## Work to do:
How many lines in these records hold the string "其余违约行为按"? State only that number.

○ ○ ○ ○ ○ ○ ○

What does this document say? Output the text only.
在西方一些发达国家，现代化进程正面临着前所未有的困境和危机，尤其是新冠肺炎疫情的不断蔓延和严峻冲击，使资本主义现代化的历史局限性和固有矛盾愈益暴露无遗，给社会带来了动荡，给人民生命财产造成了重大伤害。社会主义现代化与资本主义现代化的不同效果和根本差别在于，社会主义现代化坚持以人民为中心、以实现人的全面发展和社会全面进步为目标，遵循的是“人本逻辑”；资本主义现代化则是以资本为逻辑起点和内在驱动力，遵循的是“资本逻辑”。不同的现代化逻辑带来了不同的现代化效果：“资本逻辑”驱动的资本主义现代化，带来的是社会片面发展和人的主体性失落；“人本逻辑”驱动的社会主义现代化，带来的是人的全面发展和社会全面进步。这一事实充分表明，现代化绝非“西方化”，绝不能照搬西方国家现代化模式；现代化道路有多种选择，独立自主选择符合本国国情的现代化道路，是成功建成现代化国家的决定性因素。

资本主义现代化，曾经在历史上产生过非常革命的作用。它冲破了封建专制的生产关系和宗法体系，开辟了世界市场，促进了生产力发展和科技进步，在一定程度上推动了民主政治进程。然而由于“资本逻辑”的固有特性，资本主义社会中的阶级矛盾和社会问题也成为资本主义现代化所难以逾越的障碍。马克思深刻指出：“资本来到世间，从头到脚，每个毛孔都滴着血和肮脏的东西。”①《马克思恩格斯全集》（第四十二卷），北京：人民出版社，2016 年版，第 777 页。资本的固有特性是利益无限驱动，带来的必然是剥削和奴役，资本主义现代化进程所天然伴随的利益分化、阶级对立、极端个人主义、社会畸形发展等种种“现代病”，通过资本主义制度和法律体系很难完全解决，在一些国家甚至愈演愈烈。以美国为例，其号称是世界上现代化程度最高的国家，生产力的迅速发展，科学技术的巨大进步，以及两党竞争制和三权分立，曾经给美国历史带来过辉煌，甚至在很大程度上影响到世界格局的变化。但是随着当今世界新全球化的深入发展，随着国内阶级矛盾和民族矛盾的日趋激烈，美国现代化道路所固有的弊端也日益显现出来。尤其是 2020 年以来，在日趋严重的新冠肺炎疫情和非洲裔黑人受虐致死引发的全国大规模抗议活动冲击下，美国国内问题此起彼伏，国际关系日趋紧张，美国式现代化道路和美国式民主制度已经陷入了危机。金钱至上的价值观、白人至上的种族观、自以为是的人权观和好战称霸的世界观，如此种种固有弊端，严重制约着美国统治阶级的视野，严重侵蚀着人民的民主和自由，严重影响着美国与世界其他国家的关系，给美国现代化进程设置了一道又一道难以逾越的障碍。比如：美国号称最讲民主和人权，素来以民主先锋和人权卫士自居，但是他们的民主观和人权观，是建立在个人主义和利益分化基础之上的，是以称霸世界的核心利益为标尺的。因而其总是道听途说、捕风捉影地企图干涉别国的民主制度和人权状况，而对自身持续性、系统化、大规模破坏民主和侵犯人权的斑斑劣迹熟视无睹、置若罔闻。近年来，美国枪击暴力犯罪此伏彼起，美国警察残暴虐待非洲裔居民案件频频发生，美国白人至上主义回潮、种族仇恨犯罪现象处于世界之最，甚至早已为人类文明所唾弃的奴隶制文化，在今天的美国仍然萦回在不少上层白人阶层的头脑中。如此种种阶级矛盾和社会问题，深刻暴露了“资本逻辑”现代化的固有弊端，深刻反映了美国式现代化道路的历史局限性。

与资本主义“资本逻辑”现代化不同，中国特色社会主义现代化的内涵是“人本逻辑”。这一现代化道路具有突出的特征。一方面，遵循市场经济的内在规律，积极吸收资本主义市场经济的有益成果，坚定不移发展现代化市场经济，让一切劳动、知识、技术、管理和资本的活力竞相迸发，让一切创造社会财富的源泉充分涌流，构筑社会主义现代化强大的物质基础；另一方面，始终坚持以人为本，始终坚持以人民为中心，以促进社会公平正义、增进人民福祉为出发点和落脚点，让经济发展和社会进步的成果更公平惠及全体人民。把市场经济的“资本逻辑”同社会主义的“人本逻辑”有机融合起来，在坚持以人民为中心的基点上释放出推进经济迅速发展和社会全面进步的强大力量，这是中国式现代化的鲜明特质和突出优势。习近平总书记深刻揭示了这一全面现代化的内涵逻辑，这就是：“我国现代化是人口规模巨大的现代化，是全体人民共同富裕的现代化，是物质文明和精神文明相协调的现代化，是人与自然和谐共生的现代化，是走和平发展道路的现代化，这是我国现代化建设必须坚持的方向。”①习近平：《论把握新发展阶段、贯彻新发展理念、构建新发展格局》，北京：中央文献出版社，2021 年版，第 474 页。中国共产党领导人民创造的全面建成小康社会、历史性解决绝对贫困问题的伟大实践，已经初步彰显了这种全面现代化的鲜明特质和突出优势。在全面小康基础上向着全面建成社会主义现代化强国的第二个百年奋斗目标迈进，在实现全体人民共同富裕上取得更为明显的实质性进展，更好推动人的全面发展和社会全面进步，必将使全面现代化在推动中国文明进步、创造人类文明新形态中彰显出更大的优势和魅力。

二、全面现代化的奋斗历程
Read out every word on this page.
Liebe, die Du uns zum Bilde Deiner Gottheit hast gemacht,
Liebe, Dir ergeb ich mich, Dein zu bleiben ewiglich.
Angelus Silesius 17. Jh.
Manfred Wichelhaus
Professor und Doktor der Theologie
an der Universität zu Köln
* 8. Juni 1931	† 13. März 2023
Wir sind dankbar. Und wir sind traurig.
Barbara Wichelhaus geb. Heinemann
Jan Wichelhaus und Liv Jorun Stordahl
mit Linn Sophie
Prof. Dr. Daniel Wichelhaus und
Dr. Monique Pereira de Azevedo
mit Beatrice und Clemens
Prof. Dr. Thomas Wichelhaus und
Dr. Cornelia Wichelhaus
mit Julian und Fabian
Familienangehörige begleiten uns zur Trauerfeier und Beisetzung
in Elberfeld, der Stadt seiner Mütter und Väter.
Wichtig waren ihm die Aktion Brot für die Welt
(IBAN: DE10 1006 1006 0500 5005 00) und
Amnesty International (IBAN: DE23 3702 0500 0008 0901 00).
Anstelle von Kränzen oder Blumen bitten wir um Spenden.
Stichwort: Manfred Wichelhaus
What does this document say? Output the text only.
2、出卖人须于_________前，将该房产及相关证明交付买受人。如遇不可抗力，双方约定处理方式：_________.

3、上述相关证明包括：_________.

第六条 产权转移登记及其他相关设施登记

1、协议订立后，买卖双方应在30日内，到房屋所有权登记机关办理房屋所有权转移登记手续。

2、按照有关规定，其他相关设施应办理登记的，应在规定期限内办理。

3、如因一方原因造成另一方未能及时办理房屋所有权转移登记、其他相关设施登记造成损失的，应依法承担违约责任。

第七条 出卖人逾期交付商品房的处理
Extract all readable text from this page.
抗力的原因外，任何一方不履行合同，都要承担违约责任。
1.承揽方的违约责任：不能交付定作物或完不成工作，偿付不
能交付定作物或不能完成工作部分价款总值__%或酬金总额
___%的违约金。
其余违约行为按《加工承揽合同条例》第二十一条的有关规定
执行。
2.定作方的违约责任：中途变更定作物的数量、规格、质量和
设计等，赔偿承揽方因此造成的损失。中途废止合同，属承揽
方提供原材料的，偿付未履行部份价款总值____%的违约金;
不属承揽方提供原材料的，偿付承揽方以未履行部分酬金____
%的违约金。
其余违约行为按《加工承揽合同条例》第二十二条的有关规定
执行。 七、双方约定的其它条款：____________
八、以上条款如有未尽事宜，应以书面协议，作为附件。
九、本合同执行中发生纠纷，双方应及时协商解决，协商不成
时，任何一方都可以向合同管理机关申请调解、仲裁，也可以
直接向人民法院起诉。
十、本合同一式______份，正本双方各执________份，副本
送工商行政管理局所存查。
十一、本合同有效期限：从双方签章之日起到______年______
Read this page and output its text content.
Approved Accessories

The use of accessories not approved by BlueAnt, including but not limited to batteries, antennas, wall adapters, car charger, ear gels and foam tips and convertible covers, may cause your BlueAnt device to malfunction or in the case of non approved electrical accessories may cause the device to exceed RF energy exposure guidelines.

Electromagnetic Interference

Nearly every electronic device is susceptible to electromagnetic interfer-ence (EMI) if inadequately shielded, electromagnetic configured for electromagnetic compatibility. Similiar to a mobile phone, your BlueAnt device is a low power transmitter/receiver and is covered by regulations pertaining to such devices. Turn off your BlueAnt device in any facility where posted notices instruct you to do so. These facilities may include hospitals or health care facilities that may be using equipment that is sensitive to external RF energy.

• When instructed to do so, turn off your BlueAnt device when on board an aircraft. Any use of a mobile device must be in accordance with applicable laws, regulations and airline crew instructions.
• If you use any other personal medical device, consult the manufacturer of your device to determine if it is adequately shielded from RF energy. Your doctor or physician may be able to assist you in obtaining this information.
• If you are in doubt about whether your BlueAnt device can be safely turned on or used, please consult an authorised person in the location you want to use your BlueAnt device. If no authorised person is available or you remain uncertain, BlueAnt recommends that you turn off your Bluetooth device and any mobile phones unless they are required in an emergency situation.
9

○ ○ ○ ○ ○ ○ ○

## Full solution:
2